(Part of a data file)
• • • • • • •

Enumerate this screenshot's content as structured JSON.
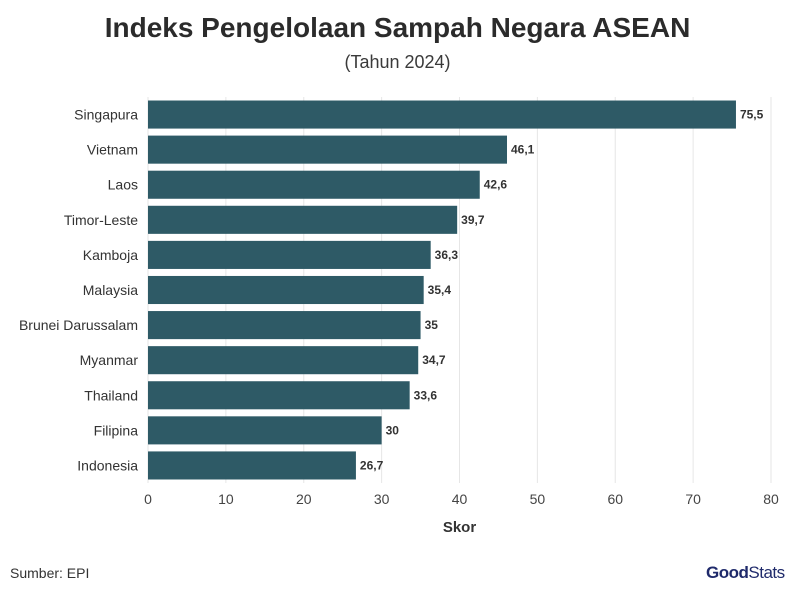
{
  "chart_data": {
    "type": "bar",
    "orientation": "horizontal",
    "title": "Indeks Pengelolaan Sampah Negara ASEAN",
    "subtitle": "(Tahun 2024)",
    "xlabel": "Skor",
    "ylabel": "",
    "xlim": [
      0,
      80
    ],
    "xticks": [
      0,
      10,
      20,
      30,
      40,
      50,
      60,
      70,
      80
    ],
    "grid": true,
    "categories": [
      "Singapura",
      "Vietnam",
      "Laos",
      "Timor-Leste",
      "Kamboja",
      "Malaysia",
      "Brunei Darussalam",
      "Myanmar",
      "Thailand",
      "Filipina",
      "Indonesia"
    ],
    "values": [
      75.5,
      46.1,
      42.6,
      39.7,
      36.3,
      35.4,
      35,
      34.7,
      33.6,
      30,
      26.7
    ],
    "value_labels": [
      "75,5",
      "46,1",
      "42,6",
      "39,7",
      "36,3",
      "35,4",
      "35",
      "34,7",
      "33,6",
      "30",
      "26,7"
    ],
    "bar_color": "#2e5a66"
  },
  "footer": {
    "source": "Sumber: EPI",
    "logo_good": "Good",
    "logo_stats": "Stats"
  }
}
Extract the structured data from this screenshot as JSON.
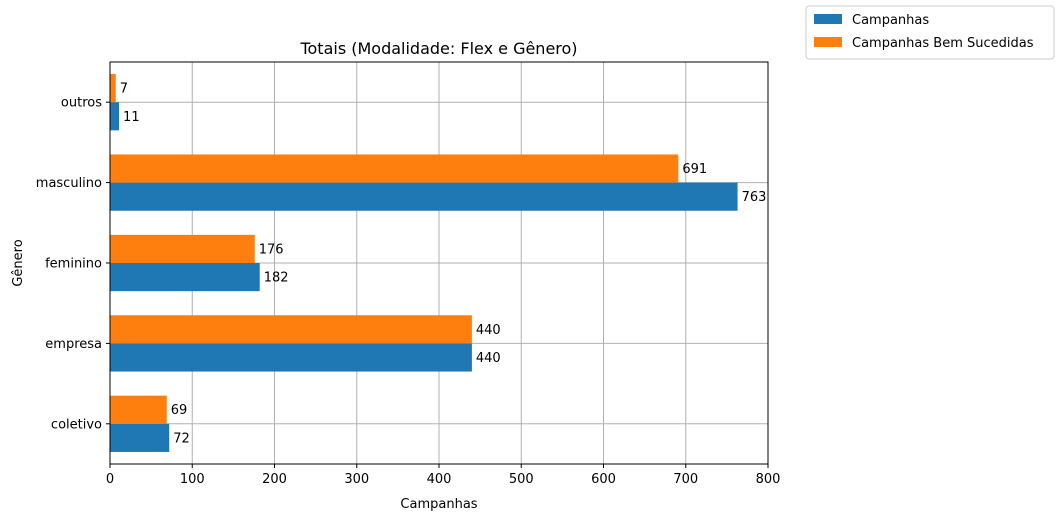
{
  "chart_data": {
    "type": "bar",
    "orientation": "horizontal",
    "title": "Totais (Modalidade: Flex e Gênero)",
    "xlabel": "Campanhas",
    "ylabel": "Gênero",
    "categories": [
      "coletivo",
      "empresa",
      "feminino",
      "masculino",
      "outros"
    ],
    "series": [
      {
        "name": "Campanhas",
        "color": "#1f77b4",
        "values": [
          72,
          440,
          182,
          763,
          11
        ]
      },
      {
        "name": "Campanhas Bem Sucedidas",
        "color": "#ff7f0e",
        "values": [
          69,
          440,
          176,
          691,
          7
        ]
      }
    ],
    "xlim": [
      0,
      800
    ],
    "xticks": [
      0,
      100,
      200,
      300,
      400,
      500,
      600,
      700,
      800
    ],
    "grid": true,
    "legend_position": "outside top-right"
  }
}
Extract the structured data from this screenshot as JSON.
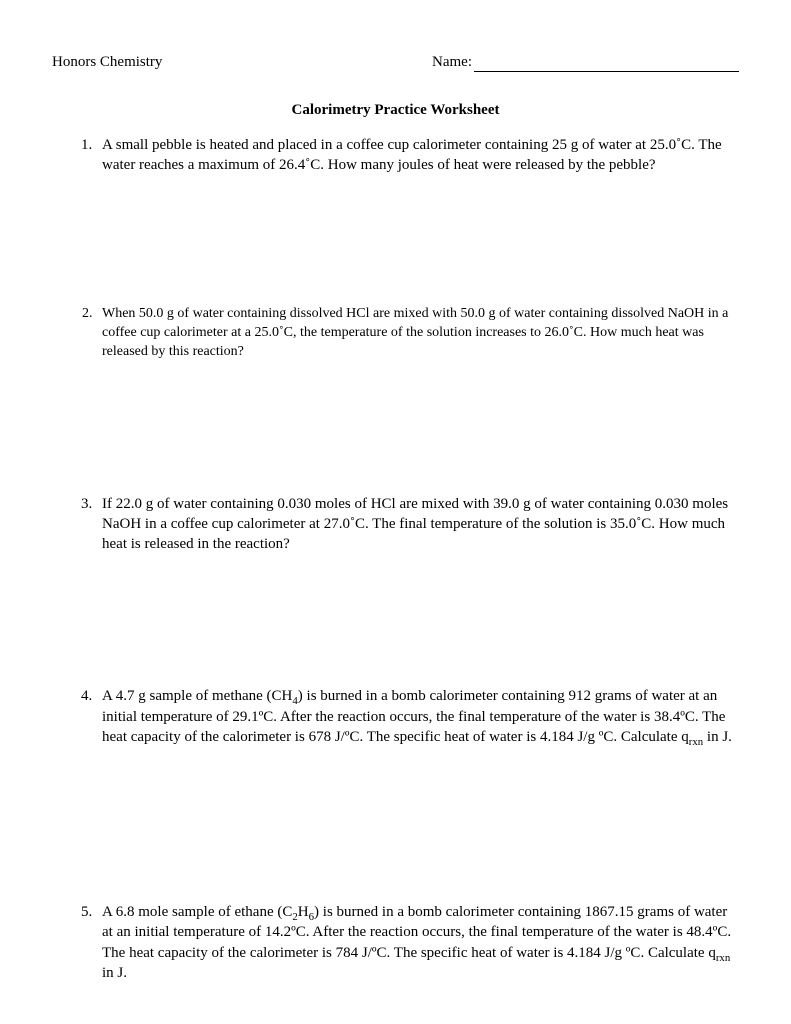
{
  "header": {
    "course": "Honors Chemistry",
    "name_label": "Name:"
  },
  "title": "Calorimetry Practice Worksheet",
  "questions": [
    {
      "text": "A small pebble is heated and placed in a coffee cup calorimeter containing 25 g of water at 25.0˚C.  The water reaches a maximum of 26.4˚C.  How many joules of heat were released by the pebble?"
    },
    {
      "text": "When 50.0 g of water containing dissolved HCl are mixed with 50.0 g of water containing dissolved NaOH in a coffee cup calorimeter at a 25.0˚C, the temperature of the solution increases to 26.0˚C.  How much heat was released by this reaction?"
    },
    {
      "text": "If 22.0 g of water containing 0.030 moles of HCl are mixed with 39.0 g of water containing 0.030 moles NaOH in a coffee cup calorimeter at 27.0˚C.  The final temperature of the solution is 35.0˚C.  How much heat is released in the reaction?"
    },
    {
      "pre": "A 4.7 g sample of methane (CH",
      "sub1": "4",
      "mid": ") is burned in a bomb calorimeter containing 912 grams of water at an initial temperature of 29.1ºC. After the reaction occurs, the final temperature of the water is 38.4ºC. The heat capacity of the calorimeter is 678 J/ºC. The specific heat of water is 4.184 J/g ºC. Calculate q",
      "sub2": "rxn",
      "post": " in J."
    },
    {
      "pre": "A 6.8 mole sample of ethane (C",
      "sub1": "2",
      "mid1": "H",
      "sub2": "6",
      "mid2": ") is burned in a bomb calorimeter containing 1867.15 grams of water at an initial temperature of 14.2ºC. After the reaction occurs, the final temperature of the water is 48.4ºC. The heat capacity of the calorimeter is 784 J/ºC. The specific heat of water is 4.184 J/g ºC. Calculate q",
      "sub3": "rxn",
      "post": " in J."
    }
  ]
}
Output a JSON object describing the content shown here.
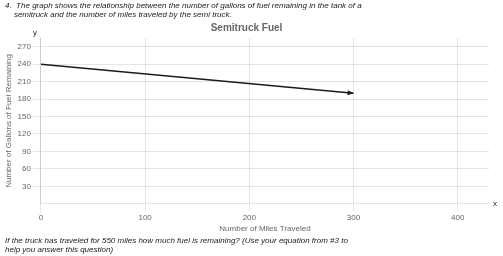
{
  "chart_data": {
    "type": "line",
    "title": "Semitruck Fuel",
    "subtitle": [
      "4.  The graph shows the relationship between the number of gallons of fuel remaining in the tank of a",
      "    semitruck and the number of miles traveled by the semi truck."
    ],
    "annotations": [
      {
        "text": "If the truck has traveled for 550 miles how much fuel is remaining? (Use your equation from #3 to"
      },
      {
        "text": "help you answer this question)"
      },
      {
        "text": "x",
        "axis": "x"
      },
      {
        "text": "y",
        "axis": "y"
      }
    ],
    "x_label": "Number of Miles Traveled",
    "y_label": "Number of Gallons of Fuel Remaining",
    "x": [
      0,
      300
    ],
    "values": [
      240,
      190
    ],
    "color": "#1a1a1a",
    "xlim": [
      0,
      430
    ],
    "xticks": [
      0,
      100,
      200,
      300,
      400
    ],
    "ylim": [
      0,
      285
    ],
    "yticks": [
      30,
      60,
      90,
      120,
      150,
      180,
      210,
      240,
      270
    ],
    "grid": true
  }
}
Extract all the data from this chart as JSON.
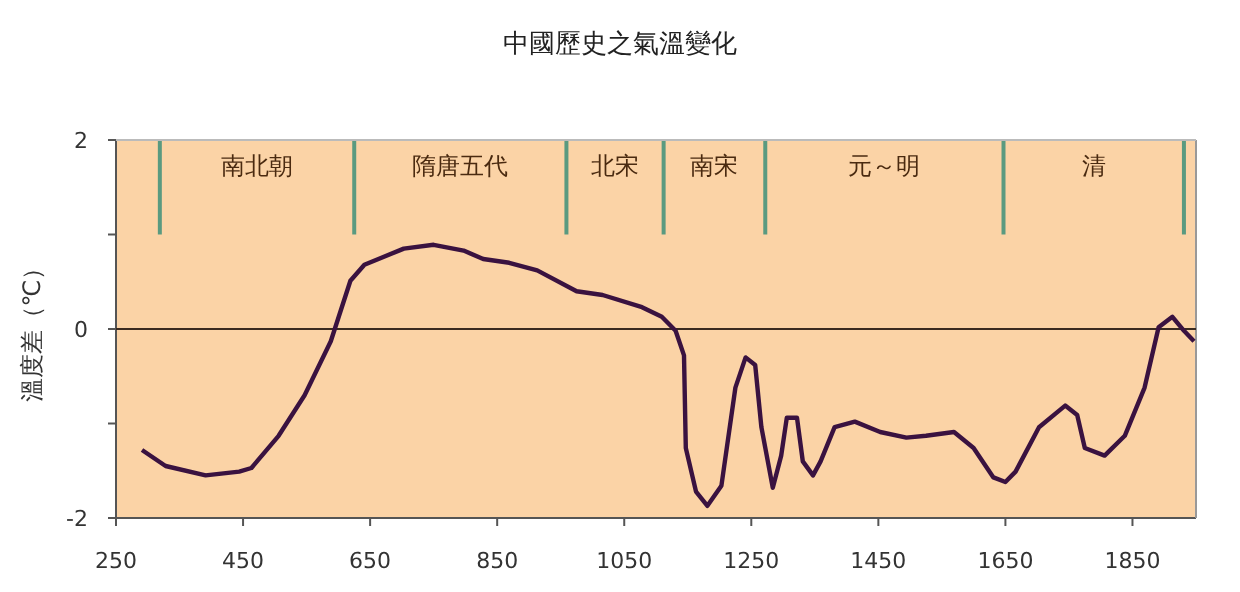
{
  "chart_data": {
    "type": "line",
    "title": "中國歷史之氣溫變化",
    "ylabel": "溫度差（℃）",
    "x": [
      291,
      328,
      391,
      444,
      463,
      506,
      547,
      588,
      619,
      641,
      703,
      750,
      797,
      828,
      869,
      913,
      975,
      1016,
      1078,
      1109,
      1131,
      1144,
      1147,
      1163,
      1181,
      1203,
      1225,
      1241,
      1256,
      1266,
      1284,
      1297,
      1306,
      1322,
      1331,
      1347,
      1359,
      1381,
      1413,
      1453,
      1494,
      1525,
      1569,
      1600,
      1631,
      1650,
      1666,
      1703,
      1744,
      1763,
      1775,
      1806,
      1838,
      1869,
      1891,
      1913,
      1931,
      1947
    ],
    "values": [
      -1.28,
      -1.45,
      -1.55,
      -1.51,
      -1.47,
      -1.13,
      -0.7,
      -0.13,
      0.51,
      0.68,
      0.85,
      0.89,
      0.83,
      0.74,
      0.7,
      0.62,
      0.4,
      0.36,
      0.23,
      0.13,
      -0.02,
      -0.28,
      -1.26,
      -1.72,
      -1.87,
      -1.66,
      -0.62,
      -0.3,
      -0.38,
      -1.04,
      -1.68,
      -1.34,
      -0.94,
      -0.94,
      -1.4,
      -1.55,
      -1.4,
      -1.04,
      -0.98,
      -1.09,
      -1.15,
      -1.13,
      -1.09,
      -1.26,
      -1.57,
      -1.62,
      -1.51,
      -1.04,
      -0.81,
      -0.91,
      -1.26,
      -1.34,
      -1.13,
      -0.62,
      0.02,
      0.13,
      -0.02,
      -0.13
    ],
    "color": "#3a1240",
    "xlim": [
      250,
      1950
    ],
    "ylim": [
      -2,
      2
    ],
    "xticks": [
      250,
      450,
      650,
      850,
      1050,
      1250,
      1450,
      1650,
      1850
    ],
    "yticks": [
      -2,
      {
        "value": -1,
        "label": null
      },
      0,
      {
        "value": 1,
        "label": null
      },
      2
    ],
    "ref_lines": [
      {
        "axis": "y",
        "value": 0,
        "color": "#3a2a20"
      },
      {
        "axis": "x",
        "value": 319,
        "color": "#5a9a80"
      },
      {
        "axis": "x",
        "value": 625,
        "color": "#5a9a80"
      },
      {
        "axis": "x",
        "value": 959,
        "color": "#5a9a80"
      },
      {
        "axis": "x",
        "value": 1112,
        "color": "#5a9a80"
      },
      {
        "axis": "x",
        "value": 1272,
        "color": "#5a9a80"
      },
      {
        "axis": "x",
        "value": 1647,
        "color": "#5a9a80"
      },
      {
        "axis": "x",
        "value": 1931,
        "color": "#5a9a80"
      }
    ],
    "annotations": [
      "南北朝",
      "隋唐五代",
      "北宋",
      "南宋",
      "元～明",
      "清"
    ],
    "grid": false
  }
}
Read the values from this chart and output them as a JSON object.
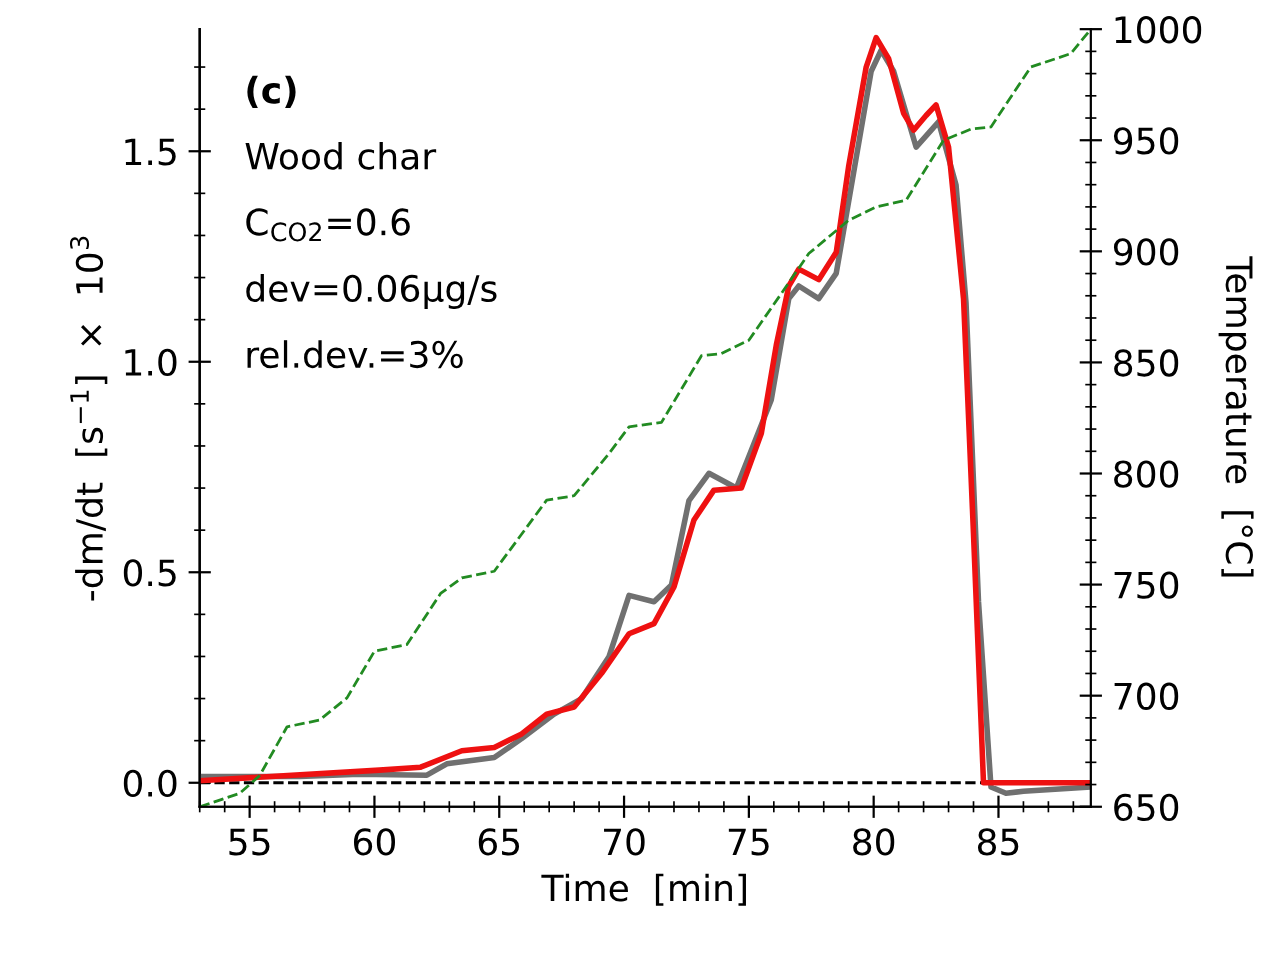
{
  "chart_data": {
    "type": "line",
    "xlabel": "Time  [min]",
    "ylabel": "-dm/dt  [s$^{−1}$]  ×  10$^{3}$",
    "y2label": "Temperature  [°C]",
    "annotations": [
      "(c)",
      "Wood char",
      "C$_{CO2}$=0.6",
      "dev=0.06μg/s",
      "rel.dev.=3%"
    ],
    "series": [
      {
        "color": "#707070",
        "x": [
          53,
          57,
          59.4,
          62.1,
          62.9,
          64.8,
          65.9,
          67.2,
          68.3,
          69.4,
          70.2,
          71.2,
          71.9,
          72.6,
          73.4,
          74.5,
          75.9,
          76.6,
          77.0,
          77.8,
          78.5,
          79.2,
          79.9,
          80.3,
          80.8,
          81.7,
          82.6,
          83.3,
          83.7,
          84.2,
          84.7,
          85.3,
          86.0,
          88.7
        ],
        "values": [
          0.015,
          0.015,
          0.02,
          0.018,
          0.045,
          0.06,
          0.105,
          0.163,
          0.2,
          0.3,
          0.445,
          0.43,
          0.47,
          0.67,
          0.735,
          0.7,
          0.91,
          1.15,
          1.18,
          1.15,
          1.21,
          1.45,
          1.69,
          1.74,
          1.69,
          1.51,
          1.57,
          1.42,
          1.14,
          0.43,
          -0.01,
          -0.025,
          -0.02,
          -0.01
        ]
      },
      {
        "color": "#ee1111",
        "x": [
          53,
          60.2,
          61.85,
          63.5,
          64.8,
          65.9,
          66.9,
          68.0,
          69.1,
          70.2,
          71.2,
          72.0,
          72.8,
          73.6,
          74.7,
          75.5,
          76.1,
          76.6,
          77.0,
          77.8,
          78.5,
          79.0,
          79.7,
          80.1,
          80.6,
          81.2,
          81.6,
          82.1,
          82.5,
          83.0,
          83.6,
          84.0,
          84.4,
          88.7
        ],
        "values": [
          0.005,
          0.03,
          0.037,
          0.076,
          0.084,
          0.116,
          0.163,
          0.18,
          0.26,
          0.354,
          0.378,
          0.465,
          0.624,
          0.695,
          0.7,
          0.83,
          1.04,
          1.18,
          1.22,
          1.195,
          1.26,
          1.465,
          1.7,
          1.77,
          1.72,
          1.59,
          1.55,
          1.585,
          1.61,
          1.51,
          1.15,
          0.59,
          0.0,
          0.0
        ]
      },
      {
        "color": "#228b22",
        "axis": "y2",
        "line_style": "dashed",
        "x": [
          53,
          54.6,
          55.4,
          56.5,
          57.8,
          58.9,
          60.0,
          61.3,
          62.65,
          63.5,
          64.8,
          66.9,
          68.0,
          69.4,
          70.2,
          71.5,
          73.1,
          73.9,
          75.0,
          76.3,
          77.4,
          79.0,
          80.1,
          81.3,
          82.8,
          83.9,
          84.7,
          86.3,
          87.9,
          88.7
        ],
        "values": [
          650,
          656,
          664,
          686,
          689,
          699,
          720,
          723,
          746,
          753,
          756,
          788,
          790,
          809,
          821,
          823,
          853,
          854,
          860,
          881,
          899,
          914,
          920,
          923,
          950,
          955,
          956,
          983,
          989,
          1000
        ]
      }
    ],
    "xlim": [
      53,
      88.7
    ],
    "xticks": [
      55,
      60,
      65,
      70,
      75,
      80,
      85
    ],
    "ylim": [
      -0.057,
      1.79
    ],
    "yticks": [
      {
        "value": 0,
        "label": "0.0"
      },
      {
        "value": 0.5,
        "label": "0.5"
      },
      {
        "value": 1.0,
        "label": "1.0"
      },
      {
        "value": 1.5,
        "label": "1.5"
      }
    ],
    "y2lim": [
      650,
      1000
    ],
    "y2ticks": [
      650,
      700,
      750,
      800,
      850,
      900,
      950,
      1000
    ],
    "ref_lines": [
      {
        "axis": "y",
        "value": 0,
        "color": "#000000",
        "line_style": "dashed"
      }
    ],
    "grid": false,
    "legend": false,
    "marker": "none",
    "line_style": "solid"
  }
}
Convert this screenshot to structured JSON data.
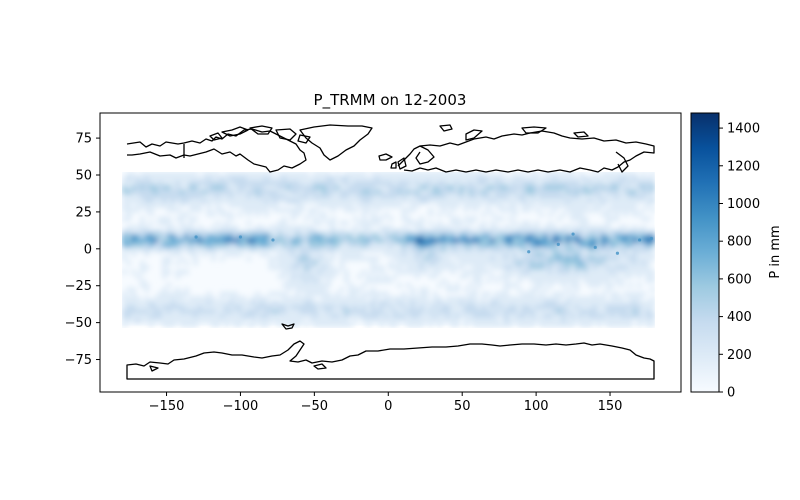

• • • • • • •

◆ Set task ◆
Show every line from the listing above in which the string "bomb" appears.

◆ Solution to the problem ◆
      "mid": ") is burned in a bomb calorimeter containing 912 grams of water at an initial temperature of 29.1ºC. After the reaction occurs, the final temperature of the water is 38.4ºC. The heat capacity of the calorimeter is 678 J/ºC. The specific heat of water is 4.184 J/g ºC. Calculate q",
      "mid2": ") is burned in a bomb calorimeter containing 1867.15 grams of water at an initial temperature of 14.2ºC. After the reaction occurs, the final temperature of the water is 48.4ºC. The heat capacity of the calorimeter is 784 J/ºC. The specific heat of water is 4.184 J/g ºC. Calculate q",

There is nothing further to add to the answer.